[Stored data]
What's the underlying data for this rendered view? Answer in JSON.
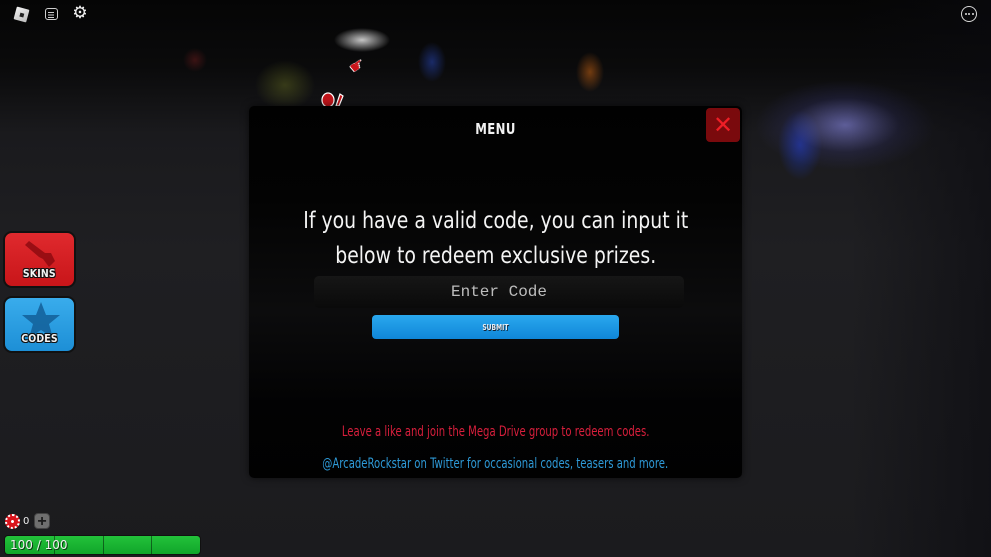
{
  "topbar": {
    "icons": [
      "roblox-logo-icon",
      "chat-icon",
      "gear-icon"
    ],
    "more_icon": "more-options-icon"
  },
  "side_buttons": [
    {
      "label": "SKINS",
      "icon": "gun-icon",
      "color": "#d81d21"
    },
    {
      "label": "CODES",
      "icon": "star-icon",
      "color": "#2a9fe4"
    }
  ],
  "hud": {
    "chip_count": "0",
    "add_label": "+",
    "health_text": "100 / 100",
    "health_fraction": 1.0,
    "health_segments": 4,
    "health_color": "#1fb534"
  },
  "modal": {
    "title": "MENU",
    "close_label": "✕",
    "intro_line1": "If you have a valid code, you can input it",
    "intro_line2": "below to redeem exclusive prizes.",
    "input_placeholder": "Enter Code",
    "input_value": "",
    "submit_label": "SUBMIT",
    "notice_red": "Leave a like and join the Mega Drive group to redeem codes.",
    "notice_blue": "@ArcadeRockstar on Twitter for occasional codes, teasers and more.",
    "accent_red": "#d81f3c",
    "accent_blue": "#2e9ad8"
  }
}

◆ WHAT THIS TASK INVOLVES ◆
Keep the pictures out of your copy, and repeat every entry above exactly.

◆ ANSWER TO THIS PROBLEM ◆
What's the underlying data for this rendered view? Answer in JSON.
{
  "topbar": {
    "icons": [
      "roblox-logo-icon",
      "chat-icon",
      "gear-icon"
    ],
    "more_icon": "more-options-icon"
  },
  "side_buttons": [
    {
      "label": "SKINS",
      "icon": "gun-icon",
      "color": "#d81d21"
    },
    {
      "label": "CODES",
      "icon": "star-icon",
      "color": "#2a9fe4"
    }
  ],
  "hud": {
    "chip_count": "0",
    "add_label": "+",
    "health_text": "100 / 100",
    "health_fraction": 1.0,
    "health_segments": 4,
    "health_color": "#1fb534"
  },
  "modal": {
    "title": "MENU",
    "close_label": "✕",
    "intro_line1": "If you have a valid code, you can input it",
    "intro_line2": "below to redeem exclusive prizes.",
    "input_placeholder": "Enter Code",
    "input_value": "",
    "submit_label": "SUBMIT",
    "notice_red": "Leave a like and join the Mega Drive group to redeem codes.",
    "notice_blue": "@ArcadeRockstar on Twitter for occasional codes, teasers and more.",
    "accent_red": "#d81f3c",
    "accent_blue": "#2e9ad8"
  }
}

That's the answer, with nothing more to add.